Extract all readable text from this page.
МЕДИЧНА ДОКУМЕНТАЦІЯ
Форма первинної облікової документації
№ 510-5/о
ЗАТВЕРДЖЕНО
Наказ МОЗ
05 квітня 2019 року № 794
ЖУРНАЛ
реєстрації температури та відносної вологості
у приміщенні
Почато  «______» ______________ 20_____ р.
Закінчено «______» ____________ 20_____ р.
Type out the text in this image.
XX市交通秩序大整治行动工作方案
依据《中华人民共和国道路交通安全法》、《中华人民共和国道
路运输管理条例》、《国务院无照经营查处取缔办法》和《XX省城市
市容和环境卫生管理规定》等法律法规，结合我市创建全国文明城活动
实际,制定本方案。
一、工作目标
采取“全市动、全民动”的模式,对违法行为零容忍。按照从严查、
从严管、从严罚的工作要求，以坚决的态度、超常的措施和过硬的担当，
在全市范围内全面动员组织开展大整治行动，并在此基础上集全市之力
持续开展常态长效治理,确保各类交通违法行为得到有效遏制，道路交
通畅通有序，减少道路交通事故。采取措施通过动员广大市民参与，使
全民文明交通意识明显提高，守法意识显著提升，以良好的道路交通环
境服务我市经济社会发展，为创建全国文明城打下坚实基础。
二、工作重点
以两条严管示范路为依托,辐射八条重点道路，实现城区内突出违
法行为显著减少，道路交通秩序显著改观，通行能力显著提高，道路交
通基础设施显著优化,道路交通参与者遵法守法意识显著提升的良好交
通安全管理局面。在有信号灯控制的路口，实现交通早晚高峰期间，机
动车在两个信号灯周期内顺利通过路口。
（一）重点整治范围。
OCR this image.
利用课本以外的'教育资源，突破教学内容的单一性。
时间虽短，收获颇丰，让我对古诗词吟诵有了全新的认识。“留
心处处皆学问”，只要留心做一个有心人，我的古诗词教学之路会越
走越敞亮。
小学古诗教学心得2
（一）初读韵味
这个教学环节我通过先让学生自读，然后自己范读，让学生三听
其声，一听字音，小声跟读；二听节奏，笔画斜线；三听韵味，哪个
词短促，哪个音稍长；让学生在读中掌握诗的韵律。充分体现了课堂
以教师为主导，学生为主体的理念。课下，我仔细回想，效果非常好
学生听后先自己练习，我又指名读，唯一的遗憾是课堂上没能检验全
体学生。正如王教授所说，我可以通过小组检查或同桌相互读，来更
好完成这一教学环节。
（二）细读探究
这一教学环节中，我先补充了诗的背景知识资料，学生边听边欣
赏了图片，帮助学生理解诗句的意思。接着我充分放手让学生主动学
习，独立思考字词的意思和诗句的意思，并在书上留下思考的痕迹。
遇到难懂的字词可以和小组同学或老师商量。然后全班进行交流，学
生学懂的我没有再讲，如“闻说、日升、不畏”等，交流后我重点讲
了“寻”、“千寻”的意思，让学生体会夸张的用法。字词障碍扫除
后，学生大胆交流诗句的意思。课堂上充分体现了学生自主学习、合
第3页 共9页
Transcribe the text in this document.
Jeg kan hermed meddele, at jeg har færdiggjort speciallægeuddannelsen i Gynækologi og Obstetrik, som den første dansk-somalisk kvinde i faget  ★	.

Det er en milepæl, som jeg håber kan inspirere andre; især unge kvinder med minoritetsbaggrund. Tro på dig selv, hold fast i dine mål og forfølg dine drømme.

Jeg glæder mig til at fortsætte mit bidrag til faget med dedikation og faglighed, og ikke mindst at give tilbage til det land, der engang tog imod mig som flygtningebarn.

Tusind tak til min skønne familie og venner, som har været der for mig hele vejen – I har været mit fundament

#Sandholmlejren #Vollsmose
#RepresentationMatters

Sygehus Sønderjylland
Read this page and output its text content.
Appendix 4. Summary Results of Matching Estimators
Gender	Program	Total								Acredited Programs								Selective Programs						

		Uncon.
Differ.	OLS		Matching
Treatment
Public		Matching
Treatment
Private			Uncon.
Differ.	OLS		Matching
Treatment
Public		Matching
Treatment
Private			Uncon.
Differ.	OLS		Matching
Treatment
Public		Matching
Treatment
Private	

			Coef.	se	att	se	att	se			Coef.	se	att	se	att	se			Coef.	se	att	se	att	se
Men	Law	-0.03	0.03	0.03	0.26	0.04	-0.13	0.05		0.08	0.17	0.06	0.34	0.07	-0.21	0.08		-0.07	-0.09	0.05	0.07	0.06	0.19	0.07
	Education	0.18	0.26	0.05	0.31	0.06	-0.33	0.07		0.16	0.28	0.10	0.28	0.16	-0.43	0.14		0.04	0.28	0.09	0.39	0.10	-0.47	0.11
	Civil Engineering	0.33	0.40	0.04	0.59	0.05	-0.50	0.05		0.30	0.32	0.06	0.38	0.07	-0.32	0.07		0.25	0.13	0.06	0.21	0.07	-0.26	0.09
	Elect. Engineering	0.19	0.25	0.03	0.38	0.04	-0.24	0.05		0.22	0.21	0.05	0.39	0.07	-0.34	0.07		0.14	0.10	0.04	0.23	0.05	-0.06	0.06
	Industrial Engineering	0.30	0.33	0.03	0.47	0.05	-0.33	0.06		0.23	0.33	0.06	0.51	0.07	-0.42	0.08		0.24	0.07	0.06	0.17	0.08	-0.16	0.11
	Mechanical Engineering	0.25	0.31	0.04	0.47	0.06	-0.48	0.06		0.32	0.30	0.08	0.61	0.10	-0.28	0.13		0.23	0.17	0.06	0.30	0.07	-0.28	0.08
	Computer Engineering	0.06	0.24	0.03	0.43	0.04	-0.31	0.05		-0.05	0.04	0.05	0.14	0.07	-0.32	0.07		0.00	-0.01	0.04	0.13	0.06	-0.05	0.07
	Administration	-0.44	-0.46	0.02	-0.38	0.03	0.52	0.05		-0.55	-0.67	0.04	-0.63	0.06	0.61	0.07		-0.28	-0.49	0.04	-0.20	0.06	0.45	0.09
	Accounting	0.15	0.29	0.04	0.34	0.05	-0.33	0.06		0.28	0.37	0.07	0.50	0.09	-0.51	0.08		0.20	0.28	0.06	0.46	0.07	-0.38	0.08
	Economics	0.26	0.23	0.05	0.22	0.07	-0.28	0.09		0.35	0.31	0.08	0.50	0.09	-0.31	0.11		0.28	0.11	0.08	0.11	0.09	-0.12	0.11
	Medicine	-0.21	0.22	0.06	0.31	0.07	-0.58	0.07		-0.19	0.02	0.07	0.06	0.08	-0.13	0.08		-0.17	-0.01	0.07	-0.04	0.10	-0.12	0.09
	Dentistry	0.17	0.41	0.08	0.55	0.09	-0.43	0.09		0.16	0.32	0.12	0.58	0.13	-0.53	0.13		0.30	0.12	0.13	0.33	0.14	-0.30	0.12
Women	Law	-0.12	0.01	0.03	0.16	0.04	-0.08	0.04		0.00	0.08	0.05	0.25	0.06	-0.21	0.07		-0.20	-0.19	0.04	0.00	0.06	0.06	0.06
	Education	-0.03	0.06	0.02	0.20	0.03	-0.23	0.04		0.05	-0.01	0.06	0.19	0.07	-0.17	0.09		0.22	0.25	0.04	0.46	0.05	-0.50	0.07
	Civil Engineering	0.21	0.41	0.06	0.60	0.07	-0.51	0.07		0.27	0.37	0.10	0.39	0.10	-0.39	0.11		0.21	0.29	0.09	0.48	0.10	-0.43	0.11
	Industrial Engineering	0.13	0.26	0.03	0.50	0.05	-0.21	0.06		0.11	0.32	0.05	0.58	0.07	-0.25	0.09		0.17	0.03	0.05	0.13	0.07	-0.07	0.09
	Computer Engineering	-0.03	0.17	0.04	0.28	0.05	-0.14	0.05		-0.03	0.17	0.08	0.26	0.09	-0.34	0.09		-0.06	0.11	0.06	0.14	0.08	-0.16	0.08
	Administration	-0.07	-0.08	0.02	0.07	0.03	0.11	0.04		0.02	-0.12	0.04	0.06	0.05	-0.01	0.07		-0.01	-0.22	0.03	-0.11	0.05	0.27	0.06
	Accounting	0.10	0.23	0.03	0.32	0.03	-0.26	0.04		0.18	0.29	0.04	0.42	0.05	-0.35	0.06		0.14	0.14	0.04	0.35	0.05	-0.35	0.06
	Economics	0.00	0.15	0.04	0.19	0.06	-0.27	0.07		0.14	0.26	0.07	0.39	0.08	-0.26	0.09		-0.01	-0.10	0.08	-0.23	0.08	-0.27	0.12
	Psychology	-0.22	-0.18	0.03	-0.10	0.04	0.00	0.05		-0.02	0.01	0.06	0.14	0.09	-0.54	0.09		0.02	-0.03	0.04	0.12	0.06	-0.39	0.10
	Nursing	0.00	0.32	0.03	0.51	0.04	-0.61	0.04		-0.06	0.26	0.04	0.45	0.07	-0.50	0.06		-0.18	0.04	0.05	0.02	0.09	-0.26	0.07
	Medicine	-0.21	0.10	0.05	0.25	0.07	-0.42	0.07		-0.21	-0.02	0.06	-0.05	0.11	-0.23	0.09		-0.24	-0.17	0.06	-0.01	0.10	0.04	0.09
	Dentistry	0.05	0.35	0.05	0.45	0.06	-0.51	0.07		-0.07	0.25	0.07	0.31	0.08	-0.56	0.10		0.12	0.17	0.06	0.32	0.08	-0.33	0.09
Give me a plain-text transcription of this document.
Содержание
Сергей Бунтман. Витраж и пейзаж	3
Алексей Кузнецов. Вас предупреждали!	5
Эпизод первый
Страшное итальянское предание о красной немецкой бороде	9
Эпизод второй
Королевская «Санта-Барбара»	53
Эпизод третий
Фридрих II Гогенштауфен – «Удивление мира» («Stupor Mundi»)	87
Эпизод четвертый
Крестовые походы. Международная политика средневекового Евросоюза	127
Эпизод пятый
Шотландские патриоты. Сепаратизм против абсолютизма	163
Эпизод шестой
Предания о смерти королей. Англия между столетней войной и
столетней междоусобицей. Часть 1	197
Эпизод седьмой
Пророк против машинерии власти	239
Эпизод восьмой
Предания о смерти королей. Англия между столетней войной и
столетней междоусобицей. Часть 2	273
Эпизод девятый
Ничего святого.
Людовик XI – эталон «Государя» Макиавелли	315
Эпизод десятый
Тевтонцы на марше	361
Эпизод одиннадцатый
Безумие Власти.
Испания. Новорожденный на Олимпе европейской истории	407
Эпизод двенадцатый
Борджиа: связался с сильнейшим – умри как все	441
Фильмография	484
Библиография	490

--------------------

| Directions |
Search the records above for "Industrial". Copy each line where it is found.

| Exercise answer |
	Industrial Engineering	0.30	0.33	0.03	0.47	0.05	-0.33	0.06		0.23	0.33	0.06	0.51	0.07	-0.42	0.08		0.24	0.07	0.06	0.17	0.08	-0.16	0.11
	Industrial Engineering	0.13	0.26	0.03	0.50	0.05	-0.21	0.06		0.11	0.32	0.05	0.58	0.07	-0.25	0.09		0.17	0.03	0.05	0.13	0.07	-0.07	0.09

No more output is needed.